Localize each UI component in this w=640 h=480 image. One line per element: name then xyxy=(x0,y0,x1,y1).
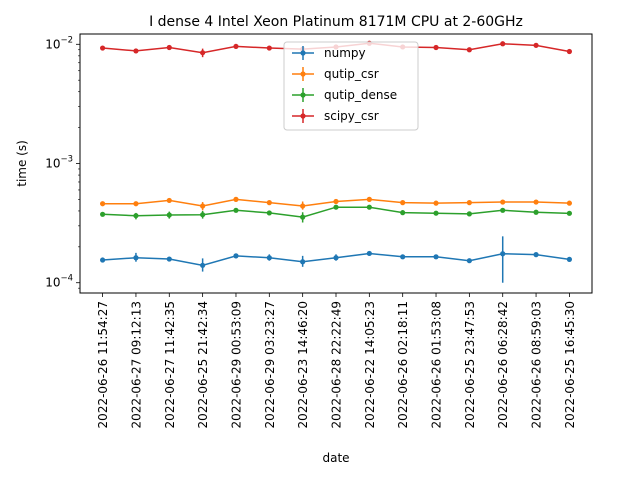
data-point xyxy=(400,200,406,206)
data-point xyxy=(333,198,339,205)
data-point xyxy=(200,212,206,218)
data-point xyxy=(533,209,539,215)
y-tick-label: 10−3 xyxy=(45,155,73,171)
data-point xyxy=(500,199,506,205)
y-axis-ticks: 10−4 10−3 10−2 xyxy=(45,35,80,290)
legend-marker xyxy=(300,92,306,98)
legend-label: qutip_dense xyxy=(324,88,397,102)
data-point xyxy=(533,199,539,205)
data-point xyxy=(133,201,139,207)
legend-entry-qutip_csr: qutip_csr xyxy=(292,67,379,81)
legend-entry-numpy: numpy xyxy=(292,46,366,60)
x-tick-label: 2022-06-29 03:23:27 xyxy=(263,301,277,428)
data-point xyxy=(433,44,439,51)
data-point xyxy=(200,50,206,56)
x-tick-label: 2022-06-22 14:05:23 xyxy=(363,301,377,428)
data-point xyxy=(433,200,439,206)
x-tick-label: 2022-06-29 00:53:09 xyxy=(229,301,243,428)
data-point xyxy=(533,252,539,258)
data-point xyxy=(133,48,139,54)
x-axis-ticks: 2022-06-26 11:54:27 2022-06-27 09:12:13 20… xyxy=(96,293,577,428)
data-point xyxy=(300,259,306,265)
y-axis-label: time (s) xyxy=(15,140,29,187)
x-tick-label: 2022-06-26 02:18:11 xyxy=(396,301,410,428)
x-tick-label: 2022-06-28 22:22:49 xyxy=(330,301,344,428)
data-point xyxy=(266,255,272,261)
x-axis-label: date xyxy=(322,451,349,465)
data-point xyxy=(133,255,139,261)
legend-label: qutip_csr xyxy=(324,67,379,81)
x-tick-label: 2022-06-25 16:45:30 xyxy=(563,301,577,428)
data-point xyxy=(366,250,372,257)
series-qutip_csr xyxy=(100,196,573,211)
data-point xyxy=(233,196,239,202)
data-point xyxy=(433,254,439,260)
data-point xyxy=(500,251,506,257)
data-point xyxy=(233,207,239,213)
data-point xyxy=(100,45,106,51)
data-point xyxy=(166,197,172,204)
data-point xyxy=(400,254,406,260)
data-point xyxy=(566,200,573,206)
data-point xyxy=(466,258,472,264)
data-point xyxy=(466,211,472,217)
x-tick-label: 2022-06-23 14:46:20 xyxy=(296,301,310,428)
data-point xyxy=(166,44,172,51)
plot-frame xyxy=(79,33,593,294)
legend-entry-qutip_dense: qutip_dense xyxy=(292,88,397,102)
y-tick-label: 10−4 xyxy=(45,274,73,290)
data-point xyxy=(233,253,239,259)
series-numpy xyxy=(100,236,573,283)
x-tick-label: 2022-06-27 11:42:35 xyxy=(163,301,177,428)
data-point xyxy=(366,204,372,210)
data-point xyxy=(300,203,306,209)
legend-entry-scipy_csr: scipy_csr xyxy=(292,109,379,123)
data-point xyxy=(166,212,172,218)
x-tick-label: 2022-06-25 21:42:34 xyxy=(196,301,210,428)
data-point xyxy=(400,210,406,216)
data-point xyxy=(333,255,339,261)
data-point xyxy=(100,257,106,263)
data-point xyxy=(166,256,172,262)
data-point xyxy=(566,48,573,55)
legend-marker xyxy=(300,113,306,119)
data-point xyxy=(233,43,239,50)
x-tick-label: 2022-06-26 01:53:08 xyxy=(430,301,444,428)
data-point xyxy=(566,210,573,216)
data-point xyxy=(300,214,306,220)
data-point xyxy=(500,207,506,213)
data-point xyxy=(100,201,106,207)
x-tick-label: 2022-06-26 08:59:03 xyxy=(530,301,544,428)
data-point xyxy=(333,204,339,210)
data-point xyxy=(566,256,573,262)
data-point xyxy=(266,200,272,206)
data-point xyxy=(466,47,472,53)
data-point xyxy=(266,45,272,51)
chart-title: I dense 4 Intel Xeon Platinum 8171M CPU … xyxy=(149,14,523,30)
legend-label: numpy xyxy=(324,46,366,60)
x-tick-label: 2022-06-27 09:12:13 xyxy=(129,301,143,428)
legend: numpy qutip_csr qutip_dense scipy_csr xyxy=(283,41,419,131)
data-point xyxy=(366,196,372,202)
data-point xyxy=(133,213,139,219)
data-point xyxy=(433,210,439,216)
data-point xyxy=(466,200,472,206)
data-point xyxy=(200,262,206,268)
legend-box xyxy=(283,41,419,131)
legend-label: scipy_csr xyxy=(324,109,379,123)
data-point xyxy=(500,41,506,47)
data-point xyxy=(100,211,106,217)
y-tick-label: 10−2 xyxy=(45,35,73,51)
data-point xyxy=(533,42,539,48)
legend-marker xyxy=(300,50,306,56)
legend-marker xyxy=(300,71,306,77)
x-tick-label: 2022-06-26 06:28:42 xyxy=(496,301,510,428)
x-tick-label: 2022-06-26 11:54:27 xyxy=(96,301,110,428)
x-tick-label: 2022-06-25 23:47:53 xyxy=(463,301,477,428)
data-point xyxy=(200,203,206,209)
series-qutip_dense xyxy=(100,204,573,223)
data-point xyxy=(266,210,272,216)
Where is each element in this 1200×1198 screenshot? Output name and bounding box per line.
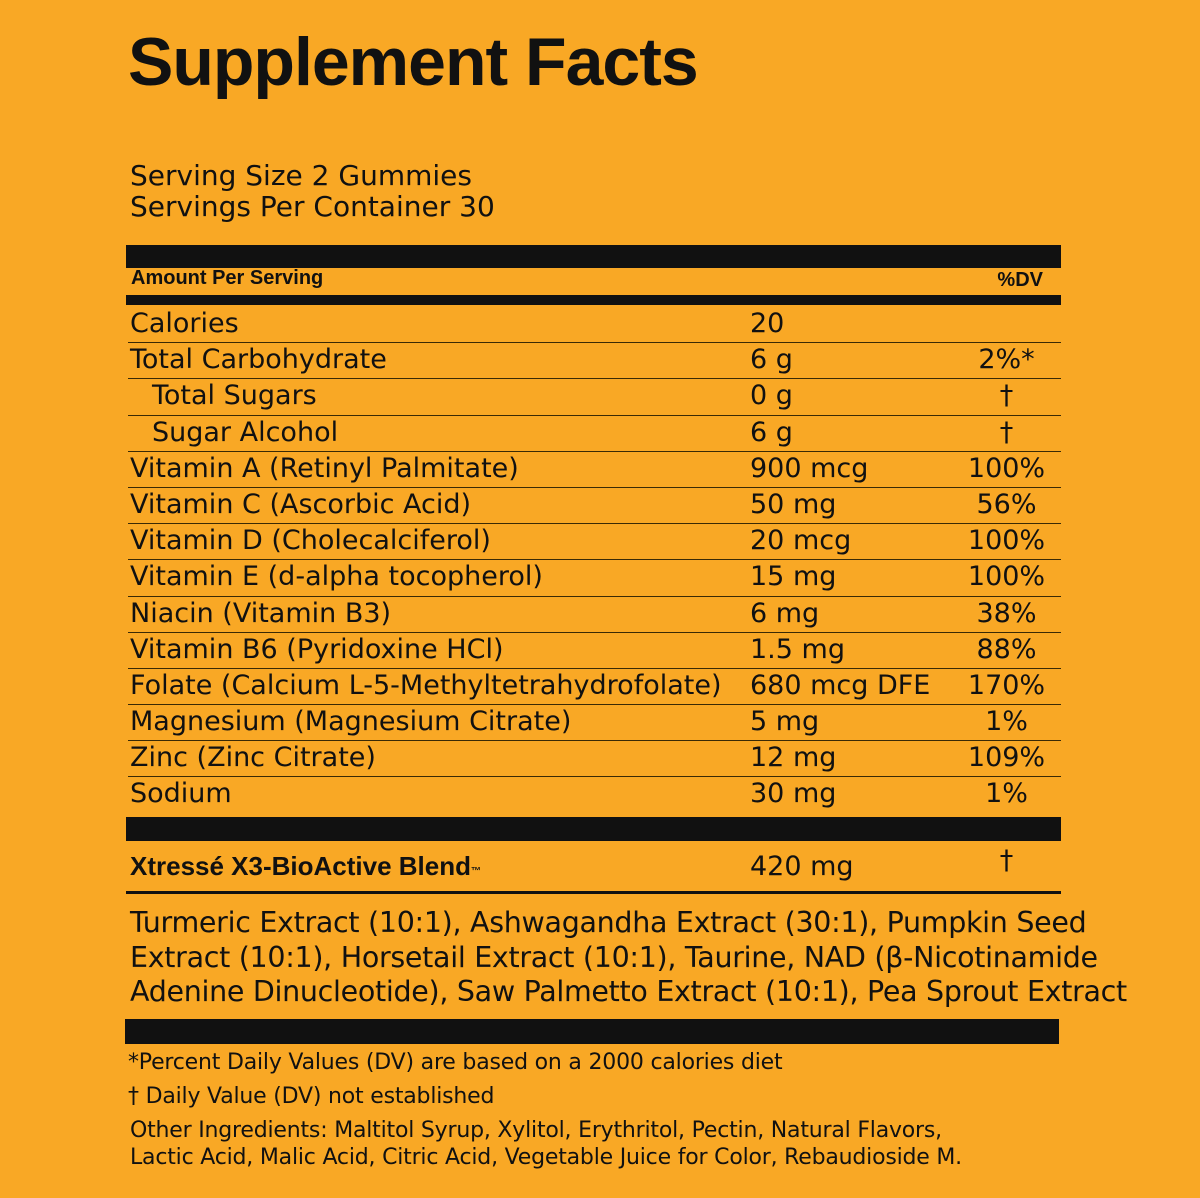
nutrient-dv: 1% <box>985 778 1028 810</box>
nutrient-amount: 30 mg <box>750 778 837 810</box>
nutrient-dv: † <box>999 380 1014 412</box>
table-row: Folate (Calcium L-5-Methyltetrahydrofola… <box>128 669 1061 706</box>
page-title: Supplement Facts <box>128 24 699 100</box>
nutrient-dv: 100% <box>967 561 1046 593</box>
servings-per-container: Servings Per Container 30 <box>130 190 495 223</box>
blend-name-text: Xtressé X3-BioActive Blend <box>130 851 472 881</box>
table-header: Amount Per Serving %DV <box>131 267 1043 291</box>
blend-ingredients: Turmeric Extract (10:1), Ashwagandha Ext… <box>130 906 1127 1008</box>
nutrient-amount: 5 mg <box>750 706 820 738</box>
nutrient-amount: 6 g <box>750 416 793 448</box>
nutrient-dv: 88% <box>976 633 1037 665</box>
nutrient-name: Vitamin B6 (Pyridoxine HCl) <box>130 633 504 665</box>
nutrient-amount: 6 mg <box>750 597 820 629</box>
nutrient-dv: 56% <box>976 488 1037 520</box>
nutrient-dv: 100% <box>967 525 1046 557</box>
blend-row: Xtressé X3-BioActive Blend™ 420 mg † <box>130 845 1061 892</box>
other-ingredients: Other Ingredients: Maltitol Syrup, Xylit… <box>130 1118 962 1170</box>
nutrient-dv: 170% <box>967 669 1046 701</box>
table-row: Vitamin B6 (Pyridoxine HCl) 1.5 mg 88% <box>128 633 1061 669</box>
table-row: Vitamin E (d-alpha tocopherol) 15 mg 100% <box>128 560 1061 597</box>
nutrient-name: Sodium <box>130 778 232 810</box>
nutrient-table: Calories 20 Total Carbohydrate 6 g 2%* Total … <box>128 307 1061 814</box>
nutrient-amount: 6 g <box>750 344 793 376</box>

------

**To be done**
Copy out every line of the items above without changing anything, and leave out the pictures.

**The solution**
Localize each UI component in this w=640 h=480 image. One line per element: name then xyxy=(x0,y0,x1,y1).
data-point xyxy=(400,200,406,206)
data-point xyxy=(333,198,339,205)
data-point xyxy=(200,212,206,218)
data-point xyxy=(533,209,539,215)
y-tick-label: 10−3 xyxy=(45,155,73,171)
data-point xyxy=(500,199,506,205)
y-axis-ticks: 10−4 10−3 10−2 xyxy=(45,35,80,290)
legend-marker xyxy=(300,92,306,98)
legend-label: qutip_dense xyxy=(324,88,397,102)
data-point xyxy=(533,199,539,205)
data-point xyxy=(133,201,139,207)
legend-entry-qutip_csr: qutip_csr xyxy=(292,67,379,81)
legend-entry-numpy: numpy xyxy=(292,46,366,60)
x-tick-label: 2022-06-29 03:23:27 xyxy=(263,301,277,428)
data-point xyxy=(433,44,439,51)
data-point xyxy=(200,50,206,56)
x-tick-label: 2022-06-22 14:05:23 xyxy=(363,301,377,428)
data-point xyxy=(433,200,439,206)
x-tick-label: 2022-06-29 00:53:09 xyxy=(229,301,243,428)
data-point xyxy=(533,252,539,258)
data-point xyxy=(133,48,139,54)
x-axis-ticks: 2022-06-26 11:54:27 2022-06-27 09:12:13 20… xyxy=(96,293,577,428)
data-point xyxy=(300,259,306,265)
y-axis-label: time (s) xyxy=(15,140,29,187)
x-tick-label: 2022-06-26 02:18:11 xyxy=(396,301,410,428)
x-tick-label: 2022-06-28 22:22:49 xyxy=(330,301,344,428)
data-point xyxy=(266,255,272,261)
x-axis-label: date xyxy=(322,451,349,465)
data-point xyxy=(133,255,139,261)
legend-label: qutip_csr xyxy=(324,67,379,81)
x-tick-label: 2022-06-25 16:45:30 xyxy=(563,301,577,428)
data-point xyxy=(366,250,372,257)
series-qutip_csr xyxy=(100,196,573,211)
data-point xyxy=(233,196,239,202)
data-point xyxy=(433,254,439,260)
data-point xyxy=(500,251,506,257)
data-point xyxy=(233,207,239,213)
data-point xyxy=(100,45,106,51)
data-point xyxy=(166,197,172,204)
data-point xyxy=(400,254,406,260)
data-point xyxy=(566,200,573,206)
data-point xyxy=(466,258,472,264)
data-point xyxy=(466,211,472,217)
x-tick-label: 2022-06-23 14:46:20 xyxy=(296,301,310,428)
data-point xyxy=(166,44,172,51)
plot-frame xyxy=(79,33,593,294)
legend-entry-qutip_dense: qutip_dense xyxy=(292,88,397,102)
y-tick-label: 10−4 xyxy=(45,274,73,290)
data-point xyxy=(233,253,239,259)
series-numpy xyxy=(100,236,573,283)
x-tick-label: 2022-06-27 11:42:35 xyxy=(163,301,177,428)
data-point xyxy=(366,204,372,210)
data-point xyxy=(300,203,306,209)
legend-entry-scipy_csr: scipy_csr xyxy=(292,109,379,123)
data-point xyxy=(166,212,172,218)
x-tick-label: 2022-06-25 21:42:34 xyxy=(196,301,210,428)
data-point xyxy=(400,210,406,216)
data-point xyxy=(333,255,339,261)
data-point xyxy=(100,257,106,263)
data-point xyxy=(166,256,172,262)
data-point xyxy=(566,48,573,55)
legend-marker xyxy=(300,113,306,119)
data-point xyxy=(233,43,239,50)
x-tick-label: 2022-06-26 01:53:08 xyxy=(430,301,444,428)
data-point xyxy=(566,210,573,216)
data-point xyxy=(300,214,306,220)
data-point xyxy=(500,207,506,213)
data-point xyxy=(100,201,106,207)
x-tick-label: 2022-06-26 08:59:03 xyxy=(530,301,544,428)
data-point xyxy=(333,204,339,210)
data-point xyxy=(566,256,573,262)
data-point xyxy=(266,200,272,206)
data-point xyxy=(466,47,472,53)
data-point xyxy=(266,45,272,51)
chart-title: I dense 4 Intel Xeon Platinum 8171M CPU … xyxy=(149,14,523,30)
legend-label: numpy xyxy=(324,46,366,60)
x-tick-label: 2022-06-27 09:12:13 xyxy=(129,301,143,428)
legend: numpy qutip_csr qutip_dense scipy_csr xyxy=(283,41,419,131)
data-point xyxy=(366,196,372,202)
data-point xyxy=(133,213,139,219)
data-point xyxy=(433,210,439,216)
data-point xyxy=(466,200,472,206)
data-point xyxy=(200,262,206,268)
legend-box xyxy=(283,41,419,131)
legend-label: scipy_csr xyxy=(324,109,379,123)
data-point xyxy=(500,41,506,47)
data-point xyxy=(100,211,106,217)
y-tick-label: 10−2 xyxy=(45,35,73,51)
data-point xyxy=(533,42,539,48)
legend-marker xyxy=(300,50,306,56)
legend-marker xyxy=(300,71,306,77)
x-tick-label: 2022-06-26 06:28:42 xyxy=(496,301,510,428)
x-tick-label: 2022-06-26 11:54:27 xyxy=(96,301,110,428)
x-tick-label: 2022-06-25 23:47:53 xyxy=(463,301,477,428)
data-point xyxy=(200,203,206,209)
series-qutip_dense xyxy=(100,204,573,223)
data-point xyxy=(266,210,272,216)
Where is each element in this 1200×1198 screenshot? Output name and bounding box per line.
nutrient-dv: 1% <box>985 778 1028 810</box>
nutrient-amount: 30 mg <box>750 778 837 810</box>
nutrient-dv: † <box>999 380 1014 412</box>
table-row: Folate (Calcium L-5-Methyltetrahydrofola… <box>128 669 1061 706</box>
page-title: Supplement Facts <box>128 24 699 100</box>
nutrient-dv: 100% <box>967 561 1046 593</box>
servings-per-container: Servings Per Container 30 <box>130 190 495 223</box>
blend-name-text: Xtressé X3-BioActive Blend <box>130 851 472 881</box>
table-header: Amount Per Serving %DV <box>131 267 1043 291</box>
blend-ingredients: Turmeric Extract (10:1), Ashwagandha Ext… <box>130 906 1127 1008</box>
nutrient-amount: 5 mg <box>750 706 820 738</box>
nutrient-amount: 6 g <box>750 416 793 448</box>
nutrient-dv: 88% <box>976 633 1037 665</box>
nutrient-name: Vitamin B6 (Pyridoxine HCl) <box>130 633 504 665</box>
nutrient-amount: 6 mg <box>750 597 820 629</box>
nutrient-dv: 56% <box>976 488 1037 520</box>
nutrient-dv: 100% <box>967 525 1046 557</box>
blend-row: Xtressé X3-BioActive Blend™ 420 mg † <box>130 845 1061 892</box>
other-ingredients: Other Ingredients: Maltitol Syrup, Xylit… <box>130 1118 962 1170</box>
nutrient-dv: 170% <box>967 669 1046 701</box>
table-row: Vitamin B6 (Pyridoxine HCl) 1.5 mg 88% <box>128 633 1061 669</box>
table-row: Vitamin E (d-alpha tocopherol) 15 mg 100% <box>128 560 1061 597</box>
nutrient-name: Sodium <box>130 778 232 810</box>
nutrient-table: Calories 20 Total Carbohydrate 6 g 2%* Total … <box>128 307 1061 814</box>
nutrient-amount: 6 g <box>750 344 793 376</box>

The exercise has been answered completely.